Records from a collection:

=======

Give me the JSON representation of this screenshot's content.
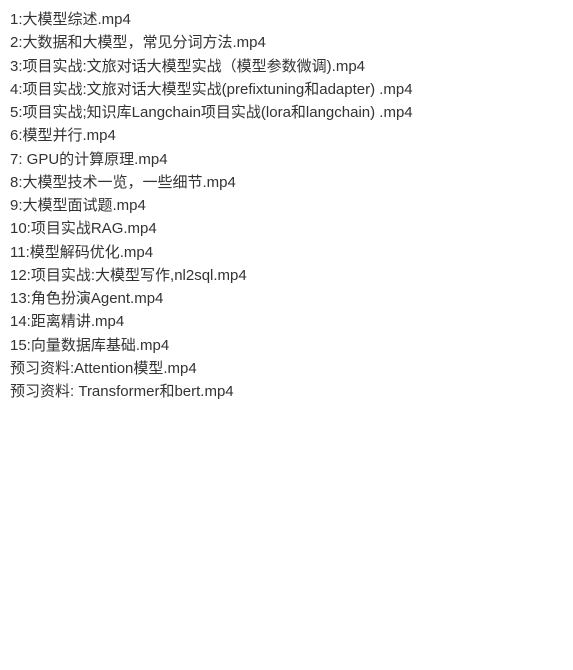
{
  "files": [
    "1:大模型综述.mp4",
    "2:大数据和大模型，常见分词方法.mp4",
    "3:项目实战:文旅对话大模型实战（模型参数微调).mp4",
    "4:项目实战:文旅对话大模型实战(prefixtuning和adapter) .mp4",
    "5:项目实战;知识库Langchain项目实战(lora和langchain) .mp4",
    "6:模型并行.mp4",
    "7: GPU的计算原理.mp4",
    "8:大模型技术一览，一些细节.mp4",
    "9:大模型面试题.mp4",
    "10:项目实战RAG.mp4",
    "11:模型解码优化.mp4",
    "12:项目实战:大模型写作,nl2sql.mp4",
    "13:角色扮演Agent.mp4",
    "14:距离精讲.mp4",
    "15:向量数据库基础.mp4",
    "预习资料:Attention模型.mp4",
    "预习资料: Transformer和bert.mp4"
  ]
}
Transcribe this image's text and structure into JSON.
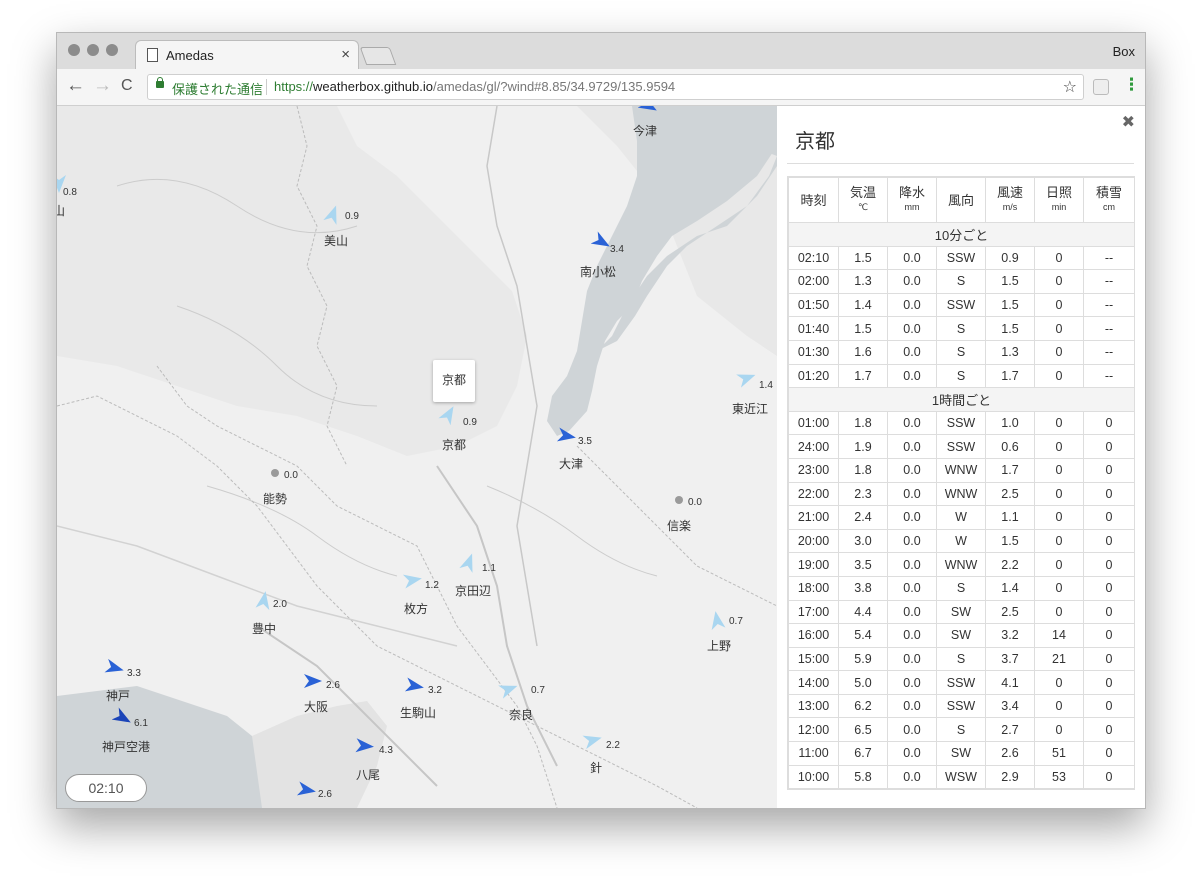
{
  "browser": {
    "tab_title": "Amedas",
    "tab_close": "×",
    "profile": "Box",
    "secure_label": "保護された通信",
    "url_scheme": "https://",
    "url_host": "weatherbox.github.io",
    "url_path": "/amedas/gl/?wind#8.85/34.9729/135.9594",
    "back": "←",
    "forward": "→",
    "reload": "C",
    "star": "☆",
    "menu": "⋮"
  },
  "map": {
    "time_label": "02:10",
    "selected_callout": "京都",
    "stations": [
      {
        "name": "",
        "speed": "",
        "color": "#2a62d6"
      },
      {
        "name": "今津",
        "speed": "",
        "color": "#2a62d6"
      },
      {
        "name": "山",
        "speed": "0.8",
        "color": "#a9d6f0"
      },
      {
        "name": "美山",
        "speed": "0.9",
        "color": "#a9d6f0"
      },
      {
        "name": "南小松",
        "speed": "3.4",
        "color": "#2a62d6"
      },
      {
        "name": "東近江",
        "speed": "1.4",
        "color": "#a9d6f0"
      },
      {
        "name": "京都",
        "speed": "0.9",
        "color": "#a9d6f0"
      },
      {
        "name": "大津",
        "speed": "3.5",
        "color": "#2a62d6"
      },
      {
        "name": "能勢",
        "speed": "0.0",
        "color": "#9a9a9a"
      },
      {
        "name": "信楽",
        "speed": "0.0",
        "color": "#9a9a9a"
      },
      {
        "name": "京田辺",
        "speed": "1.1",
        "color": "#a9d6f0"
      },
      {
        "name": "枚方",
        "speed": "1.2",
        "color": "#a9d6f0"
      },
      {
        "name": "豊中",
        "speed": "2.0",
        "color": "#a9d6f0"
      },
      {
        "name": "上野",
        "speed": "0.7",
        "color": "#a9d6f0"
      },
      {
        "name": "神戸",
        "speed": "3.3",
        "color": "#2a62d6"
      },
      {
        "name": "大阪",
        "speed": "2.6",
        "color": "#2a62d6"
      },
      {
        "name": "生駒山",
        "speed": "3.2",
        "color": "#2a62d6"
      },
      {
        "name": "奈良",
        "speed": "0.7",
        "color": "#a9d6f0"
      },
      {
        "name": "神戸空港",
        "speed": "6.1",
        "color": "#1b44b8"
      },
      {
        "name": "八尾",
        "speed": "4.3",
        "color": "#2a62d6"
      },
      {
        "name": "針",
        "speed": "2.2",
        "color": "#a9d6f0"
      },
      {
        "name": "",
        "speed": "2.6",
        "color": "#2a62d6"
      }
    ]
  },
  "panel": {
    "title": "京都",
    "close": "✖",
    "headers": [
      {
        "label": "時刻",
        "unit": ""
      },
      {
        "label": "気温",
        "unit": "℃"
      },
      {
        "label": "降水",
        "unit": "mm"
      },
      {
        "label": "風向",
        "unit": ""
      },
      {
        "label": "風速",
        "unit": "m/s"
      },
      {
        "label": "日照",
        "unit": "min"
      },
      {
        "label": "積雪",
        "unit": "cm"
      }
    ],
    "sections": [
      {
        "title": "10分ごと",
        "rows": [
          [
            "02:10",
            "1.5",
            "0.0",
            "SSW",
            "0.9",
            "0",
            "--"
          ],
          [
            "02:00",
            "1.3",
            "0.0",
            "S",
            "1.5",
            "0",
            "--"
          ],
          [
            "01:50",
            "1.4",
            "0.0",
            "SSW",
            "1.5",
            "0",
            "--"
          ],
          [
            "01:40",
            "1.5",
            "0.0",
            "S",
            "1.5",
            "0",
            "--"
          ],
          [
            "01:30",
            "1.6",
            "0.0",
            "S",
            "1.3",
            "0",
            "--"
          ],
          [
            "01:20",
            "1.7",
            "0.0",
            "S",
            "1.7",
            "0",
            "--"
          ]
        ]
      },
      {
        "title": "1時間ごと",
        "rows": [
          [
            "01:00",
            "1.8",
            "0.0",
            "SSW",
            "1.0",
            "0",
            "0"
          ],
          [
            "24:00",
            "1.9",
            "0.0",
            "SSW",
            "0.6",
            "0",
            "0"
          ],
          [
            "23:00",
            "1.8",
            "0.0",
            "WNW",
            "1.7",
            "0",
            "0"
          ],
          [
            "22:00",
            "2.3",
            "0.0",
            "WNW",
            "2.5",
            "0",
            "0"
          ],
          [
            "21:00",
            "2.4",
            "0.0",
            "W",
            "1.1",
            "0",
            "0"
          ],
          [
            "20:00",
            "3.0",
            "0.0",
            "W",
            "1.5",
            "0",
            "0"
          ],
          [
            "19:00",
            "3.5",
            "0.0",
            "WNW",
            "2.2",
            "0",
            "0"
          ],
          [
            "18:00",
            "3.8",
            "0.0",
            "S",
            "1.4",
            "0",
            "0"
          ],
          [
            "17:00",
            "4.4",
            "0.0",
            "SW",
            "2.5",
            "0",
            "0"
          ],
          [
            "16:00",
            "5.4",
            "0.0",
            "SW",
            "3.2",
            "14",
            "0"
          ],
          [
            "15:00",
            "5.9",
            "0.0",
            "S",
            "3.7",
            "21",
            "0"
          ],
          [
            "14:00",
            "5.0",
            "0.0",
            "SSW",
            "4.1",
            "0",
            "0"
          ],
          [
            "13:00",
            "6.2",
            "0.0",
            "SSW",
            "3.4",
            "0",
            "0"
          ],
          [
            "12:00",
            "6.5",
            "0.0",
            "S",
            "2.7",
            "0",
            "0"
          ],
          [
            "11:00",
            "6.7",
            "0.0",
            "SW",
            "2.6",
            "51",
            "0"
          ],
          [
            "10:00",
            "5.8",
            "0.0",
            "WSW",
            "2.9",
            "53",
            "0"
          ]
        ]
      }
    ]
  }
}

=======

The exercise:
Without including any pictures, please restate all the records exactly.

Output for this exercise:
Give me the JSON representation of this screenshot's content.
{
  "files": [
    "1:大模型综述.mp4",
    "2:大数据和大模型，常见分词方法.mp4",
    "3:项目实战:文旅对话大模型实战（模型参数微调).mp4",
    "4:项目实战:文旅对话大模型实战(prefixtuning和adapter) .mp4",
    "5:项目实战;知识库Langchain项目实战(lora和langchain) .mp4",
    "6:模型并行.mp4",
    "7: GPU的计算原理.mp4",
    "8:大模型技术一览，一些细节.mp4",
    "9:大模型面试题.mp4",
    "10:项目实战RAG.mp4",
    "11:模型解码优化.mp4",
    "12:项目实战:大模型写作,nl2sql.mp4",
    "13:角色扮演Agent.mp4",
    "14:距离精讲.mp4",
    "15:向量数据库基础.mp4",
    "预习资料:Attention模型.mp4",
    "预习资料: Transformer和bert.mp4"
  ]
}
Transcribe this image's text and structure into JSON.
{
  "browser": {
    "tab_title": "Amedas",
    "tab_close": "×",
    "profile": "Box",
    "secure_label": "保護された通信",
    "url_scheme": "https://",
    "url_host": "weatherbox.github.io",
    "url_path": "/amedas/gl/?wind#8.85/34.9729/135.9594",
    "back": "←",
    "forward": "→",
    "reload": "C",
    "star": "☆",
    "menu": "⋮"
  },
  "map": {
    "time_label": "02:10",
    "selected_callout": "京都",
    "stations": [
      {
        "name": "",
        "speed": "",
        "color": "#2a62d6"
      },
      {
        "name": "今津",
        "speed": "",
        "color": "#2a62d6"
      },
      {
        "name": "山",
        "speed": "0.8",
        "color": "#a9d6f0"
      },
      {
        "name": "美山",
        "speed": "0.9",
        "color": "#a9d6f0"
      },
      {
        "name": "南小松",
        "speed": "3.4",
        "color": "#2a62d6"
      },
      {
        "name": "東近江",
        "speed": "1.4",
        "color": "#a9d6f0"
      },
      {
        "name": "京都",
        "speed": "0.9",
        "color": "#a9d6f0"
      },
      {
        "name": "大津",
        "speed": "3.5",
        "color": "#2a62d6"
      },
      {
        "name": "能勢",
        "speed": "0.0",
        "color": "#9a9a9a"
      },
      {
        "name": "信楽",
        "speed": "0.0",
        "color": "#9a9a9a"
      },
      {
        "name": "京田辺",
        "speed": "1.1",
        "color": "#a9d6f0"
      },
      {
        "name": "枚方",
        "speed": "1.2",
        "color": "#a9d6f0"
      },
      {
        "name": "豊中",
        "speed": "2.0",
        "color": "#a9d6f0"
      },
      {
        "name": "上野",
        "speed": "0.7",
        "color": "#a9d6f0"
      },
      {
        "name": "神戸",
        "speed": "3.3",
        "color": "#2a62d6"
      },
      {
        "name": "大阪",
        "speed": "2.6",
        "color": "#2a62d6"
      },
      {
        "name": "生駒山",
        "speed": "3.2",
        "color": "#2a62d6"
      },
      {
        "name": "奈良",
        "speed": "0.7",
        "color": "#a9d6f0"
      },
      {
        "name": "神戸空港",
        "speed": "6.1",
        "color": "#1b44b8"
      },
      {
        "name": "八尾",
        "speed": "4.3",
        "color": "#2a62d6"
      },
      {
        "name": "針",
        "speed": "2.2",
        "color": "#a9d6f0"
      },
      {
        "name": "",
        "speed": "2.6",
        "color": "#2a62d6"
      }
    ]
  },
  "panel": {
    "title": "京都",
    "close": "✖",
    "headers": [
      {
        "label": "時刻",
        "unit": ""
      },
      {
        "label": "気温",
        "unit": "℃"
      },
      {
        "label": "降水",
        "unit": "mm"
      },
      {
        "label": "風向",
        "unit": ""
      },
      {
        "label": "風速",
        "unit": "m/s"
      },
      {
        "label": "日照",
        "unit": "min"
      },
      {
        "label": "積雪",
        "unit": "cm"
      }
    ],
    "sections": [
      {
        "title": "10分ごと",
        "rows": [
          [
            "02:10",
            "1.5",
            "0.0",
            "SSW",
            "0.9",
            "0",
            "--"
          ],
          [
            "02:00",
            "1.3",
            "0.0",
            "S",
            "1.5",
            "0",
            "--"
          ],
          [
            "01:50",
            "1.4",
            "0.0",
            "SSW",
            "1.5",
            "0",
            "--"
          ],
          [
            "01:40",
            "1.5",
            "0.0",
            "S",
            "1.5",
            "0",
            "--"
          ],
          [
            "01:30",
            "1.6",
            "0.0",
            "S",
            "1.3",
            "0",
            "--"
          ],
          [
            "01:20",
            "1.7",
            "0.0",
            "S",
            "1.7",
            "0",
            "--"
          ]
        ]
      },
      {
        "title": "1時間ごと",
        "rows": [
          [
            "01:00",
            "1.8",
            "0.0",
            "SSW",
            "1.0",
            "0",
            "0"
          ],
          [
            "24:00",
            "1.9",
            "0.0",
            "SSW",
            "0.6",
            "0",
            "0"
          ],
          [
            "23:00",
            "1.8",
            "0.0",
            "WNW",
            "1.7",
            "0",
            "0"
          ],
          [
            "22:00",
            "2.3",
            "0.0",
            "WNW",
            "2.5",
            "0",
            "0"
          ],
          [
            "21:00",
            "2.4",
            "0.0",
            "W",
            "1.1",
            "0",
            "0"
          ],
          [
            "20:00",
            "3.0",
            "0.0",
            "W",
            "1.5",
            "0",
            "0"
          ],
          [
            "19:00",
            "3.5",
            "0.0",
            "WNW",
            "2.2",
            "0",
            "0"
          ],
          [
            "18:00",
            "3.8",
            "0.0",
            "S",
            "1.4",
            "0",
            "0"
          ],
          [
            "17:00",
            "4.4",
            "0.0",
            "SW",
            "2.5",
            "0",
            "0"
          ],
          [
            "16:00",
            "5.4",
            "0.0",
            "SW",
            "3.2",
            "14",
            "0"
          ],
          [
            "15:00",
            "5.9",
            "0.0",
            "S",
            "3.7",
            "21",
            "0"
          ],
          [
            "14:00",
            "5.0",
            "0.0",
            "SSW",
            "4.1",
            "0",
            "0"
          ],
          [
            "13:00",
            "6.2",
            "0.0",
            "SSW",
            "3.4",
            "0",
            "0"
          ],
          [
            "12:00",
            "6.5",
            "0.0",
            "S",
            "2.7",
            "0",
            "0"
          ],
          [
            "11:00",
            "6.7",
            "0.0",
            "SW",
            "2.6",
            "51",
            "0"
          ],
          [
            "10:00",
            "5.8",
            "0.0",
            "WSW",
            "2.9",
            "53",
            "0"
          ]
        ]
      }
    ]
  }
}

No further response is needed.